Instructions to follow:
Work through the listing below and count the lines that hold "Helpdesk". Answer with the number alone.
* * * * * * * * *
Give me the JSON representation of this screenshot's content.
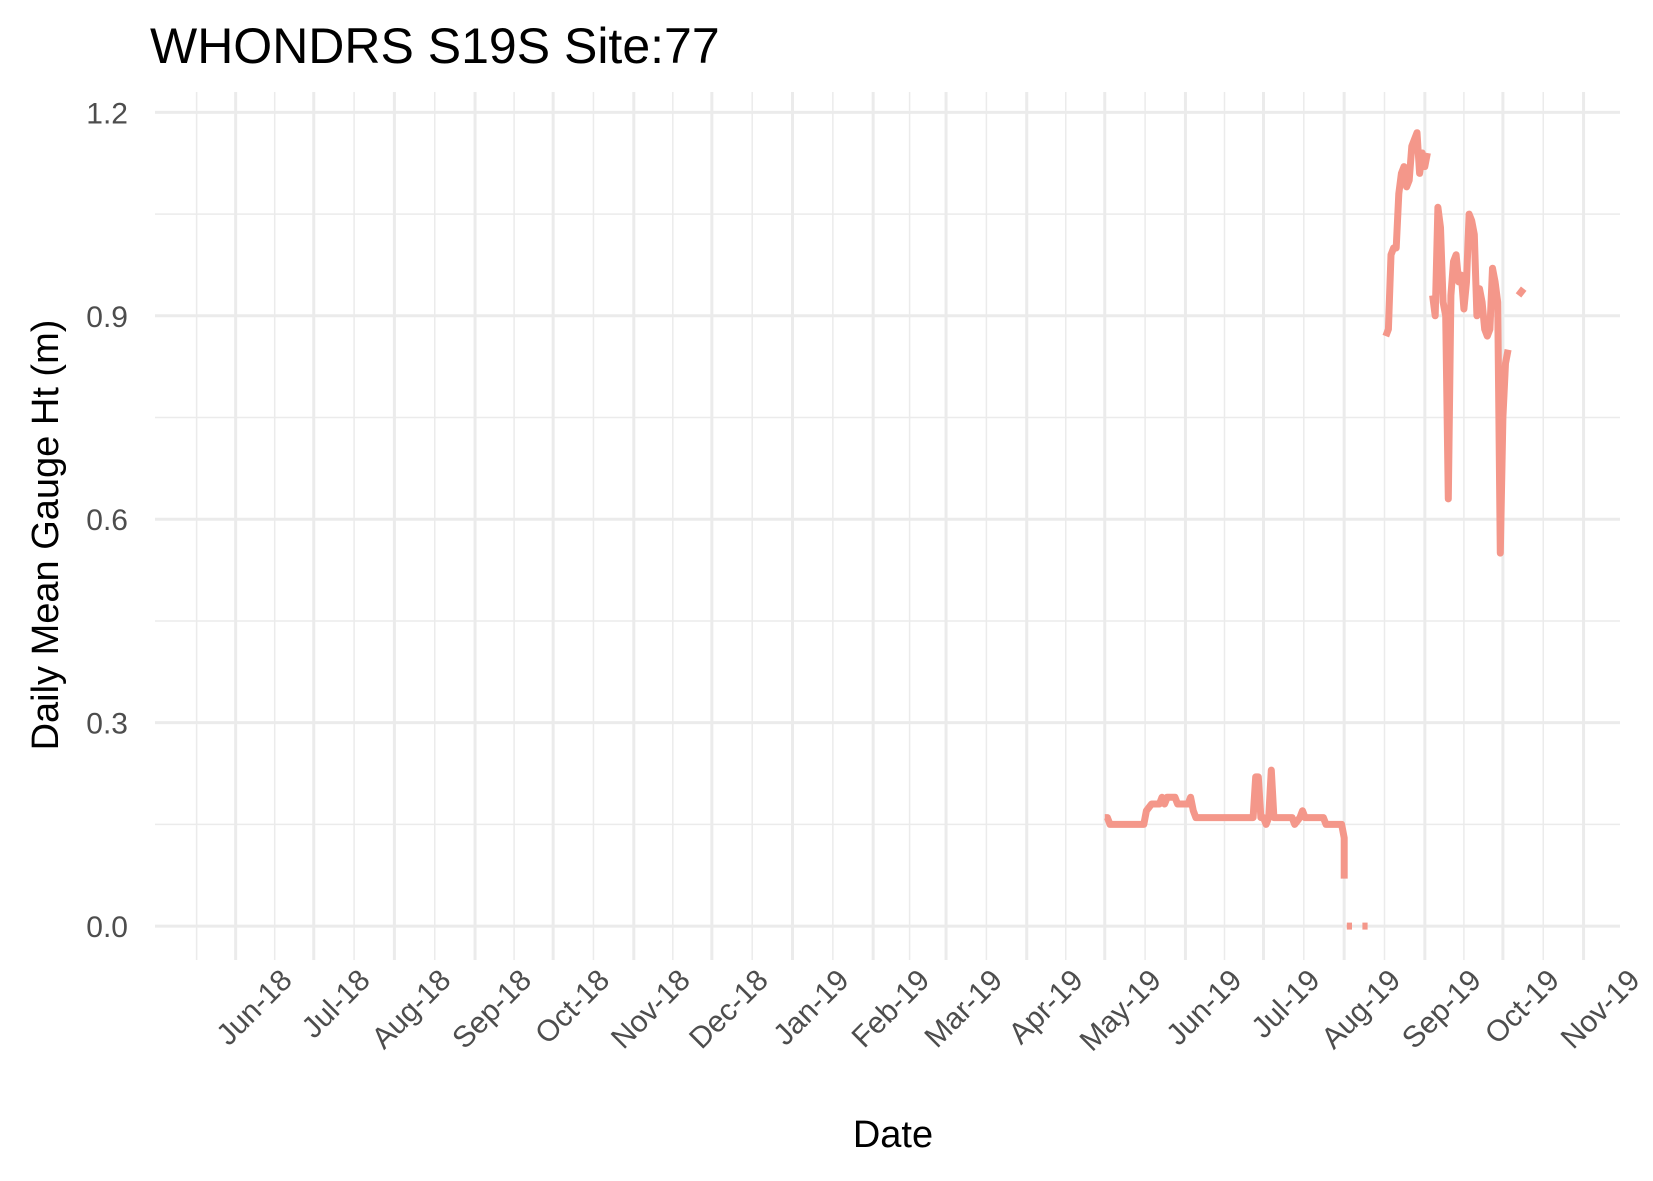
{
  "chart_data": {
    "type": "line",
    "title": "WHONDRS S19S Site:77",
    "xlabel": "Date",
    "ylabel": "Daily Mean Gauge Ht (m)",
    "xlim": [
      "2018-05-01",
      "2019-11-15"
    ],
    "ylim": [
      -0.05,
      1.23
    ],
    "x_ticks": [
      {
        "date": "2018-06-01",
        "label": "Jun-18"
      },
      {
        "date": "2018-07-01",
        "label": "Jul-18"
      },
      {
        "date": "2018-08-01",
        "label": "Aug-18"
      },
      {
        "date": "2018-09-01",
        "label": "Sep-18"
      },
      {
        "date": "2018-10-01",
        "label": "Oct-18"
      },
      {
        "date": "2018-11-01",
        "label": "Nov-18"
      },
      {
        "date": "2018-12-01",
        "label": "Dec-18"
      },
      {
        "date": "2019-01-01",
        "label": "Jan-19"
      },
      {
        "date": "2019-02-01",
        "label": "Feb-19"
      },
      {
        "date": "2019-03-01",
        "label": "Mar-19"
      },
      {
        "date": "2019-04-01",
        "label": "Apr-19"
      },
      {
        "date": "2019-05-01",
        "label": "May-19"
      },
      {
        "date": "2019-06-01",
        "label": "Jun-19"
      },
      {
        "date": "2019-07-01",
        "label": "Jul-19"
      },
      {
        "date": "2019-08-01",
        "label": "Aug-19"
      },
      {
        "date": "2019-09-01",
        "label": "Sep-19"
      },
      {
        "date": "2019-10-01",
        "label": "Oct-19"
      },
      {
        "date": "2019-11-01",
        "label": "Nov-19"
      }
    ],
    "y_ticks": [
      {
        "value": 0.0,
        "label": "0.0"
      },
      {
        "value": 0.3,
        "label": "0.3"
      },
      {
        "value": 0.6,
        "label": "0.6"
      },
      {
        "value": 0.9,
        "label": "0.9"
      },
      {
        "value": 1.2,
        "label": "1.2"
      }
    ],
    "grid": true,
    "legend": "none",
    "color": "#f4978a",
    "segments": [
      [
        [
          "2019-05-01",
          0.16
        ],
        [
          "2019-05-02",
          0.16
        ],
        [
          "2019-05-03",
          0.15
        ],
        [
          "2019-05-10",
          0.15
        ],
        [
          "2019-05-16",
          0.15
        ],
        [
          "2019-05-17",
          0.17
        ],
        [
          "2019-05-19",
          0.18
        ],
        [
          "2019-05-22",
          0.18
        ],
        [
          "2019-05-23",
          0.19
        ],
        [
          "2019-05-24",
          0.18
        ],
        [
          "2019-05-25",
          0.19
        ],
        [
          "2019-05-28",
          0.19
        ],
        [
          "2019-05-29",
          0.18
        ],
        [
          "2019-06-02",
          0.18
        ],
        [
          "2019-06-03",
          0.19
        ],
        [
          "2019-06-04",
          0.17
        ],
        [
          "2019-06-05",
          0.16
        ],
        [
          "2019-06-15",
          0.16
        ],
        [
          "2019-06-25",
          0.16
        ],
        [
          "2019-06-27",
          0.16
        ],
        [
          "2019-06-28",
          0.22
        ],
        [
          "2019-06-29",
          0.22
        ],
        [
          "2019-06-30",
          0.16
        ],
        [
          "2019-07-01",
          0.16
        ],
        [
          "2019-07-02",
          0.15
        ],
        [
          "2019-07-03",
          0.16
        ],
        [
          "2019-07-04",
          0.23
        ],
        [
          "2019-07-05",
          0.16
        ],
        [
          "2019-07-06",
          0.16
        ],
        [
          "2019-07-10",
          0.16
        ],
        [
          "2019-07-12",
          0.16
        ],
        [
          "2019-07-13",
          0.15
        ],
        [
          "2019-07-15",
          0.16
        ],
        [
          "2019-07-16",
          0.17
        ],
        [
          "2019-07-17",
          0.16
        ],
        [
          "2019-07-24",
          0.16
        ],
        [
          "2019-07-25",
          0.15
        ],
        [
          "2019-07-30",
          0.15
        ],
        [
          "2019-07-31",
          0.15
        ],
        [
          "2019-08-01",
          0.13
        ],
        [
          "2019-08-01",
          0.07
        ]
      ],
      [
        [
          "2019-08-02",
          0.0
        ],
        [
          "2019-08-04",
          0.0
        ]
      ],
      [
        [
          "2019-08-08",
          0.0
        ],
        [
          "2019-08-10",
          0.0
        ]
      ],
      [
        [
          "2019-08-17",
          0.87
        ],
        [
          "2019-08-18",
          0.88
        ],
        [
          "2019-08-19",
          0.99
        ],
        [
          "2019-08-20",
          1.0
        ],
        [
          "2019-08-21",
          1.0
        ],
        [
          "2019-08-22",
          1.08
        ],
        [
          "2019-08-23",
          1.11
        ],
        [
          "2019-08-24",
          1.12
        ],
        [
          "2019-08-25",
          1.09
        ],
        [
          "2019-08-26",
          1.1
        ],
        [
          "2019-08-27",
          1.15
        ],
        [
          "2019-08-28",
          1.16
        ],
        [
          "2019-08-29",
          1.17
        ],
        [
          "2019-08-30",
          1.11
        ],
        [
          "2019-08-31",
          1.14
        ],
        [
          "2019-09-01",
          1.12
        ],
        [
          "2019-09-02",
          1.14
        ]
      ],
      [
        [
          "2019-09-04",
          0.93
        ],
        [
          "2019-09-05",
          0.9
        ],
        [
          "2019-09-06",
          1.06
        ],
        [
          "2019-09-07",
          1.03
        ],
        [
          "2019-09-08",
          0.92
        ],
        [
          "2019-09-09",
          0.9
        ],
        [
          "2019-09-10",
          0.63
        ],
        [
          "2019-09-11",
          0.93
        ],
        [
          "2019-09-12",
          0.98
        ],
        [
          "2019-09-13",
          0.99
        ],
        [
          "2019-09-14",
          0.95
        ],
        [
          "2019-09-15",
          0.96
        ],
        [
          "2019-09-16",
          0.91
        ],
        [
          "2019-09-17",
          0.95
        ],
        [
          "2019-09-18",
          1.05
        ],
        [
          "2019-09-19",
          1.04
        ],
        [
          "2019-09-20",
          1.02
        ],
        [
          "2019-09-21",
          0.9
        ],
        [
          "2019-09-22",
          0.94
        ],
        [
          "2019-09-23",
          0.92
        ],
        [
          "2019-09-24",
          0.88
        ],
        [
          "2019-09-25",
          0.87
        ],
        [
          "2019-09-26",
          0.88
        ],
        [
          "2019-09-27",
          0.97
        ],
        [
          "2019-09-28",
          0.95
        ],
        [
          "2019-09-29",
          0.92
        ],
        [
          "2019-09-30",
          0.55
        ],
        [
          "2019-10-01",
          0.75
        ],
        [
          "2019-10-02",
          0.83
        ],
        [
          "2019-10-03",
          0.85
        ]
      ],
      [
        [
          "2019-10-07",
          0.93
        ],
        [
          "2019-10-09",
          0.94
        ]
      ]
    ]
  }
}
* * * * * * * * *
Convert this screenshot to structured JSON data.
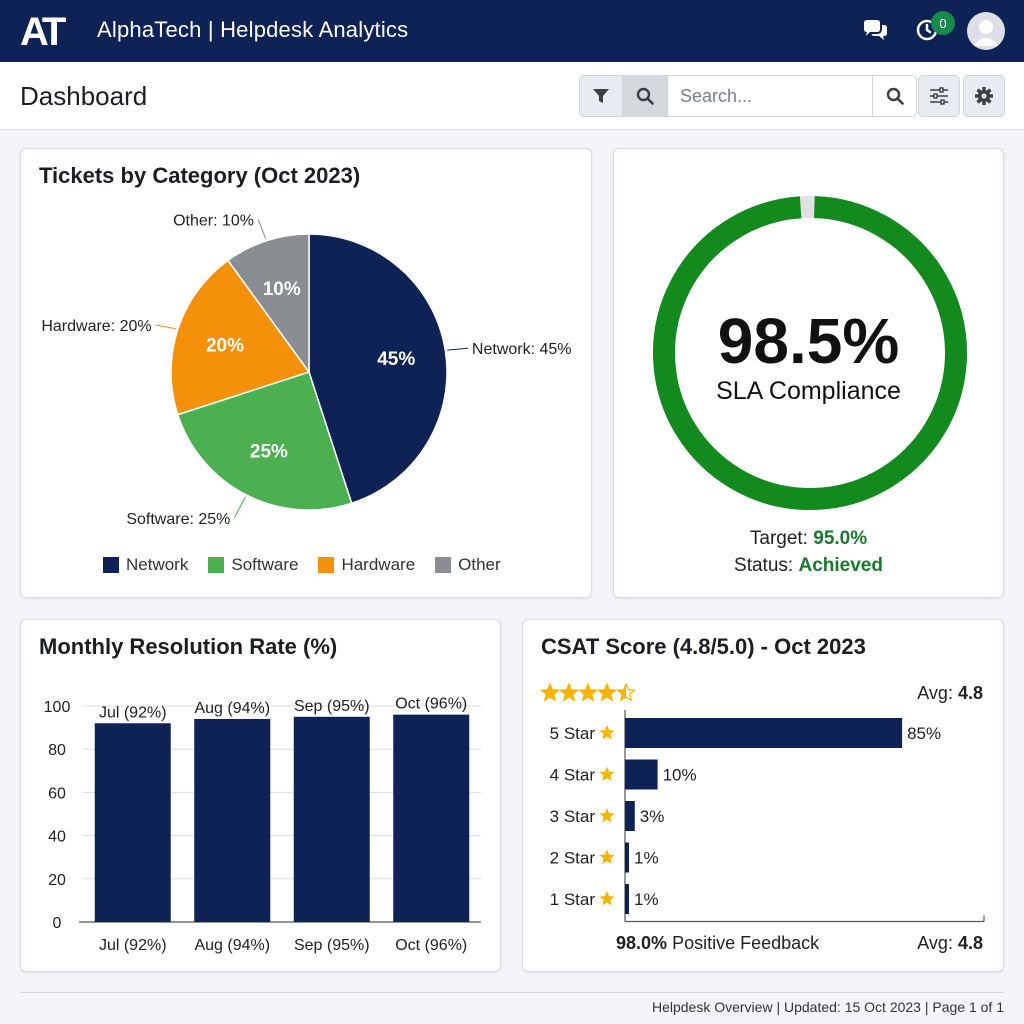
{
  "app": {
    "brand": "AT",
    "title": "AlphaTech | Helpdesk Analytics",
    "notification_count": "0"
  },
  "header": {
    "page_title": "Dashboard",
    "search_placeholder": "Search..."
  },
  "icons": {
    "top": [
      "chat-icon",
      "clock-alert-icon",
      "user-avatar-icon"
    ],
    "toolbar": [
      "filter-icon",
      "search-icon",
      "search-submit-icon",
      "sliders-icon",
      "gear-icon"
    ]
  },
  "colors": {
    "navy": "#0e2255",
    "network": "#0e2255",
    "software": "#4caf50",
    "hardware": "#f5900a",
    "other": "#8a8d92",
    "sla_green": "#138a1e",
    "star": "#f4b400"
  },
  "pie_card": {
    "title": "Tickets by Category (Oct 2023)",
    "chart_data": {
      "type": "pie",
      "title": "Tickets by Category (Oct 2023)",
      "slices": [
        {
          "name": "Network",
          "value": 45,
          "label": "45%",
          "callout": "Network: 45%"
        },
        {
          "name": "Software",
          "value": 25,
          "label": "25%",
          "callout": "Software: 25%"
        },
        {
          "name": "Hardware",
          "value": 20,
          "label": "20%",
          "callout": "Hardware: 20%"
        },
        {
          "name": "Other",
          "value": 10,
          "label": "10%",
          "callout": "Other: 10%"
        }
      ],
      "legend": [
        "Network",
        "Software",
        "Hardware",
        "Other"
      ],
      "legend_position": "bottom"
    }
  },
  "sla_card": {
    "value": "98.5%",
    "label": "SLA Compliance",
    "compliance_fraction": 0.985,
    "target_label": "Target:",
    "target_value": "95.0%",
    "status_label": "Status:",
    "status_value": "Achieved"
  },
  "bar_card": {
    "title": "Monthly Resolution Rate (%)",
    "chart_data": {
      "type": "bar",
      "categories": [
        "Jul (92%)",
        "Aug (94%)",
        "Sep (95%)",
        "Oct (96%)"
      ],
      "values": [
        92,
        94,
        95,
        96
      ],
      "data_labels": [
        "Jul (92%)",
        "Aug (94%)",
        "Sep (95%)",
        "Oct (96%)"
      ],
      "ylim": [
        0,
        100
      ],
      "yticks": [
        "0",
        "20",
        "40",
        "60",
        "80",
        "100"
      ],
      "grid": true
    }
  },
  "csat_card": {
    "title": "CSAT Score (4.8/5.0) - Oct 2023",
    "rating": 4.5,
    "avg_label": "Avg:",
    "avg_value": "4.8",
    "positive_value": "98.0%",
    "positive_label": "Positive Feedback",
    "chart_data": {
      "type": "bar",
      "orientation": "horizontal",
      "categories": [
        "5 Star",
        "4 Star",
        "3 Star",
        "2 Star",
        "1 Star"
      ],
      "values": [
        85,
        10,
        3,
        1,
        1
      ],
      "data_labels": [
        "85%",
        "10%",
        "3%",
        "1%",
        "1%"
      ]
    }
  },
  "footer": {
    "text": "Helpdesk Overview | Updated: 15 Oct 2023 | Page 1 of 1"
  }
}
* * * * * * * * *
Exercise output:
2